-- Data extract start --

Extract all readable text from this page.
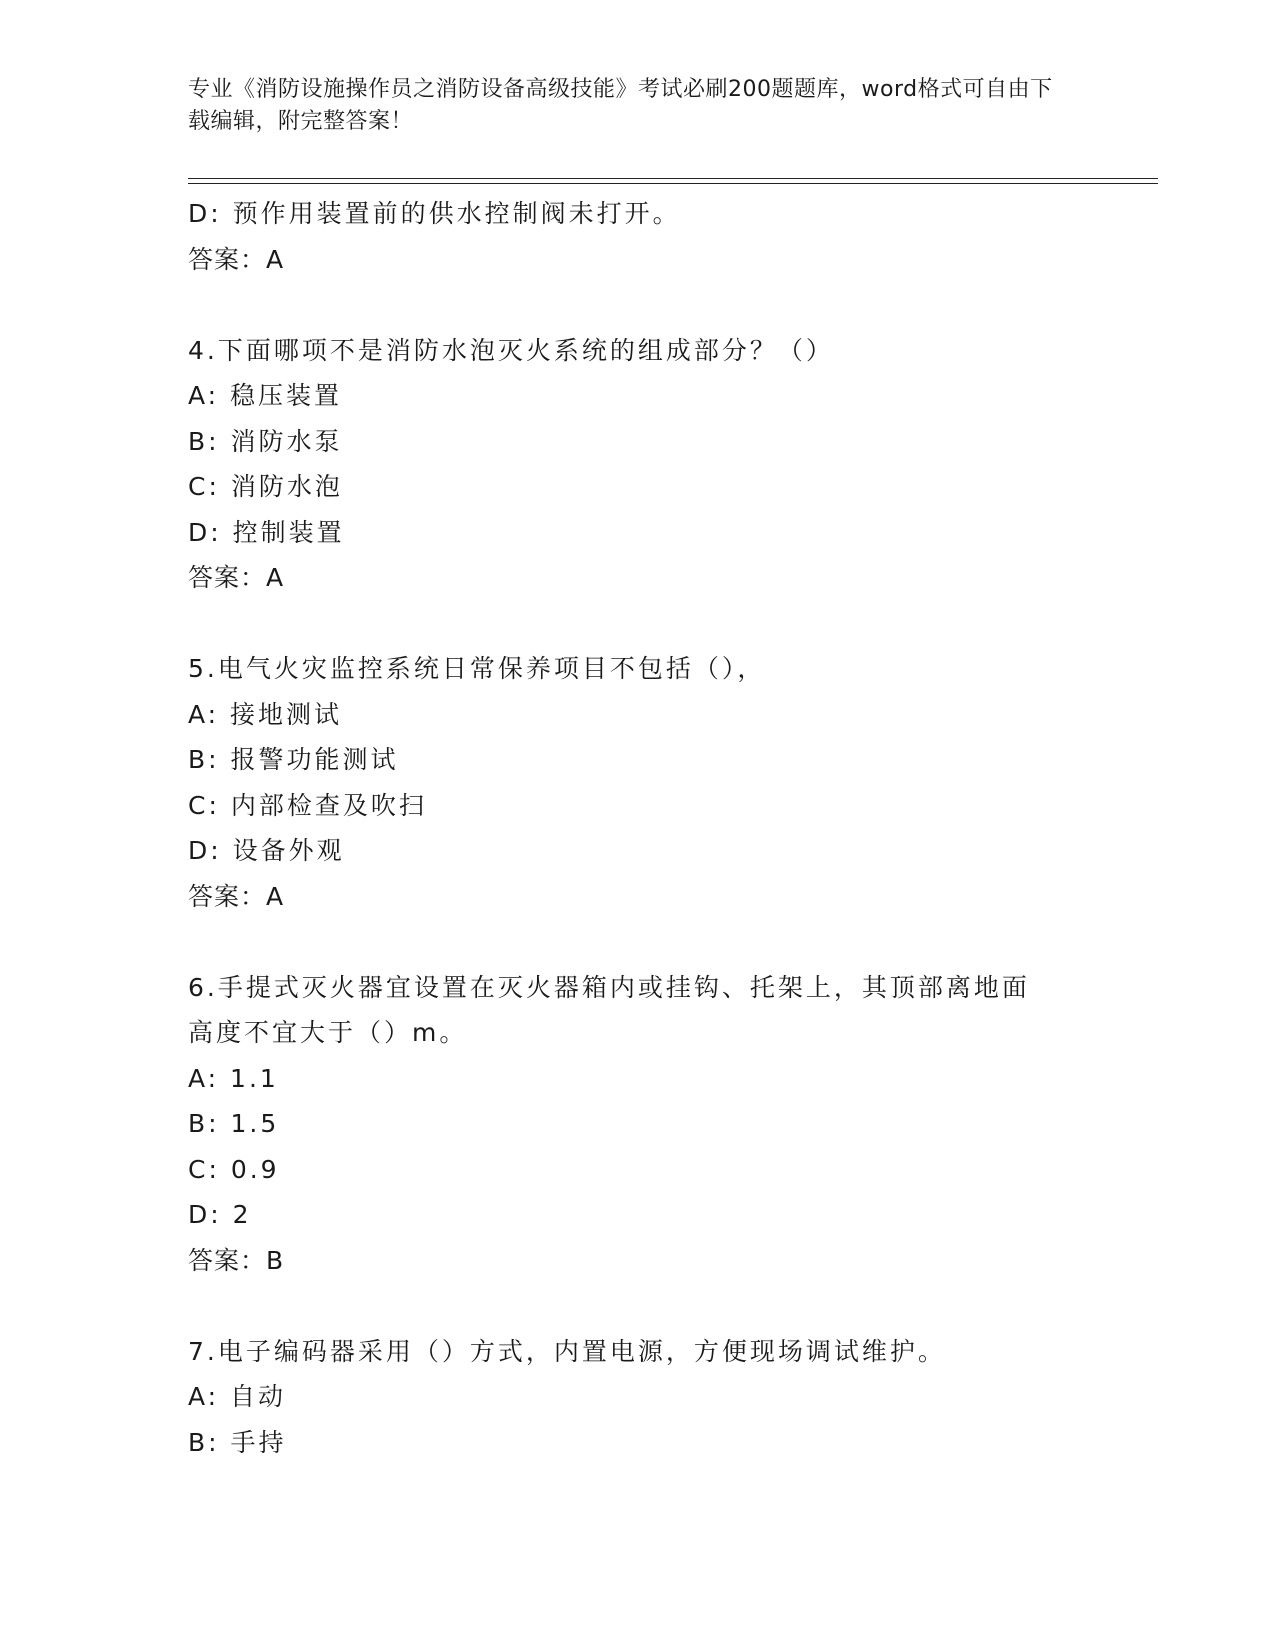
专业《消防设施操作员之消防设备高级技能》考试必刷200题题库，word格式可自由下载编辑，附完整答案！
D: 预作用装置前的供水控制阀未打开。
答案：A
4.下面哪项不是消防水泡灭火系统的组成部分？（）
A: 稳压装置
B: 消防水泵
C: 消防水泡
D: 控制装置
答案：A
5.电气火灾监控系统日常保养项目不包括（），
A: 接地测试
B: 报警功能测试
C: 内部检查及吹扫
D: 设备外观
答案：A
6.手提式灭火器宜设置在灭火器箱内或挂钩、托架上，其顶部离地面
高度不宜大于（）m。
A: 1.1
B: 1.5
C: 0.9
D: 2
答案：B
7.电子编码器采用（）方式，内置电源，方便现场调试维护。
A: 自动
B: 手持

-- Data extract end --

Request: Without the pictures, write out every entry precisely as it appears.

Output for this exercise:
Extract all readable text from this page.
专业《消防设施操作员之消防设备高级技能》考试必刷200题题库，word格式可自由下载编辑，附完整答案！
D: 预作用装置前的供水控制阀未打开。
答案：A
4.下面哪项不是消防水泡灭火系统的组成部分？（）
A: 稳压装置
B: 消防水泵
C: 消防水泡
D: 控制装置
答案：A
5.电气火灾监控系统日常保养项目不包括（），
A: 接地测试
B: 报警功能测试
C: 内部检查及吹扫
D: 设备外观
答案：A
6.手提式灭火器宜设置在灭火器箱内或挂钩、托架上，其顶部离地面
高度不宜大于（）m。
A: 1.1
B: 1.5
C: 0.9
D: 2
答案：B
7.电子编码器采用（）方式，内置电源，方便现场调试维护。
A: 自动
B: 手持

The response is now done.